**Exercise task:** Leave out the pictures and return every entry exactly as it appears.

........

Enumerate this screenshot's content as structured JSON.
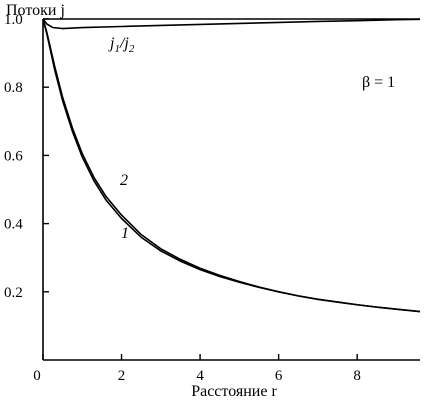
{
  "chart_data": {
    "type": "line",
    "title": "",
    "ylabel": "Потоки j",
    "xlabel": "Расстояние r",
    "xlim": [
      0,
      9.6
    ],
    "ylim": [
      0,
      1.0
    ],
    "grid": false,
    "x_ticks": [
      "0",
      "2",
      "4",
      "6",
      "8"
    ],
    "x_tick_values": [
      0,
      2,
      4,
      6,
      8
    ],
    "y_ticks": [
      "0.2",
      "0.4",
      "0.6",
      "0.8",
      "1.0"
    ],
    "y_tick_values": [
      0.2,
      0.4,
      0.6,
      0.8,
      1.0
    ],
    "series": [
      {
        "name": "1",
        "x": [
          0,
          0.1,
          0.3,
          0.5,
          0.75,
          1.0,
          1.3,
          1.6,
          2.0,
          2.5,
          3.0,
          3.5,
          4.0,
          4.5,
          5.0,
          5.5,
          6.0,
          6.5,
          7.0,
          7.5,
          8.0,
          8.5,
          9.0,
          9.6
        ],
        "y": [
          1.0,
          0.955,
          0.85,
          0.76,
          0.67,
          0.595,
          0.525,
          0.47,
          0.415,
          0.36,
          0.32,
          0.29,
          0.265,
          0.245,
          0.228,
          0.213,
          0.2,
          0.188,
          0.178,
          0.17,
          0.162,
          0.155,
          0.149,
          0.142
        ]
      },
      {
        "name": "2",
        "x": [
          0,
          0.1,
          0.3,
          0.5,
          0.75,
          1.0,
          1.3,
          1.6,
          2.0,
          2.5,
          3.0,
          3.5,
          4.0,
          4.5,
          5.0,
          5.5,
          6.0,
          6.5,
          7.0,
          7.5,
          8.0,
          8.5,
          9.0,
          9.6
        ],
        "y": [
          1.0,
          0.96,
          0.86,
          0.77,
          0.68,
          0.605,
          0.535,
          0.48,
          0.425,
          0.368,
          0.326,
          0.295,
          0.269,
          0.248,
          0.23,
          0.214,
          0.2,
          0.188,
          0.178,
          0.17,
          0.162,
          0.155,
          0.149,
          0.142
        ]
      },
      {
        "name": "j1/j2",
        "x": [
          0,
          0.1,
          0.25,
          0.5,
          1.0,
          2.0,
          3.0,
          4.0,
          5.0,
          6.0,
          7.0,
          8.0,
          9.0,
          9.6
        ],
        "y": [
          1.0,
          0.985,
          0.975,
          0.972,
          0.975,
          0.978,
          0.981,
          0.984,
          0.987,
          0.99,
          0.993,
          0.995,
          0.998,
          0.999
        ]
      }
    ],
    "annotations": {
      "curve1_label": "1",
      "curve2_label": "2",
      "ratio_label": "j1/j2",
      "ratio_main": "j",
      "ratio_sub1": "1",
      "ratio_slash": "/j",
      "ratio_sub2": "2",
      "beta_label": "β = 1"
    },
    "reference_line": {
      "y": 1.0
    }
  }
}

........

**Response for this exercise:**
Enumerate this screenshot's content as structured JSON.
{
  "chart_data": {
    "type": "line",
    "title": "",
    "ylabel": "Потоки j",
    "xlabel": "Расстояние r",
    "xlim": [
      0,
      9.6
    ],
    "ylim": [
      0,
      1.0
    ],
    "grid": false,
    "x_ticks": [
      "0",
      "2",
      "4",
      "6",
      "8"
    ],
    "x_tick_values": [
      0,
      2,
      4,
      6,
      8
    ],
    "y_ticks": [
      "0.2",
      "0.4",
      "0.6",
      "0.8",
      "1.0"
    ],
    "y_tick_values": [
      0.2,
      0.4,
      0.6,
      0.8,
      1.0
    ],
    "series": [
      {
        "name": "1",
        "x": [
          0,
          0.1,
          0.3,
          0.5,
          0.75,
          1.0,
          1.3,
          1.6,
          2.0,
          2.5,
          3.0,
          3.5,
          4.0,
          4.5,
          5.0,
          5.5,
          6.0,
          6.5,
          7.0,
          7.5,
          8.0,
          8.5,
          9.0,
          9.6
        ],
        "y": [
          1.0,
          0.955,
          0.85,
          0.76,
          0.67,
          0.595,
          0.525,
          0.47,
          0.415,
          0.36,
          0.32,
          0.29,
          0.265,
          0.245,
          0.228,
          0.213,
          0.2,
          0.188,
          0.178,
          0.17,
          0.162,
          0.155,
          0.149,
          0.142
        ]
      },
      {
        "name": "2",
        "x": [
          0,
          0.1,
          0.3,
          0.5,
          0.75,
          1.0,
          1.3,
          1.6,
          2.0,
          2.5,
          3.0,
          3.5,
          4.0,
          4.5,
          5.0,
          5.5,
          6.0,
          6.5,
          7.0,
          7.5,
          8.0,
          8.5,
          9.0,
          9.6
        ],
        "y": [
          1.0,
          0.96,
          0.86,
          0.77,
          0.68,
          0.605,
          0.535,
          0.48,
          0.425,
          0.368,
          0.326,
          0.295,
          0.269,
          0.248,
          0.23,
          0.214,
          0.2,
          0.188,
          0.178,
          0.17,
          0.162,
          0.155,
          0.149,
          0.142
        ]
      },
      {
        "name": "j1/j2",
        "x": [
          0,
          0.1,
          0.25,
          0.5,
          1.0,
          2.0,
          3.0,
          4.0,
          5.0,
          6.0,
          7.0,
          8.0,
          9.0,
          9.6
        ],
        "y": [
          1.0,
          0.985,
          0.975,
          0.972,
          0.975,
          0.978,
          0.981,
          0.984,
          0.987,
          0.99,
          0.993,
          0.995,
          0.998,
          0.999
        ]
      }
    ],
    "annotations": {
      "curve1_label": "1",
      "curve2_label": "2",
      "ratio_label": "j1/j2",
      "ratio_main": "j",
      "ratio_sub1": "1",
      "ratio_slash": "/j",
      "ratio_sub2": "2",
      "beta_label": "β = 1"
    },
    "reference_line": {
      "y": 1.0
    }
  }
}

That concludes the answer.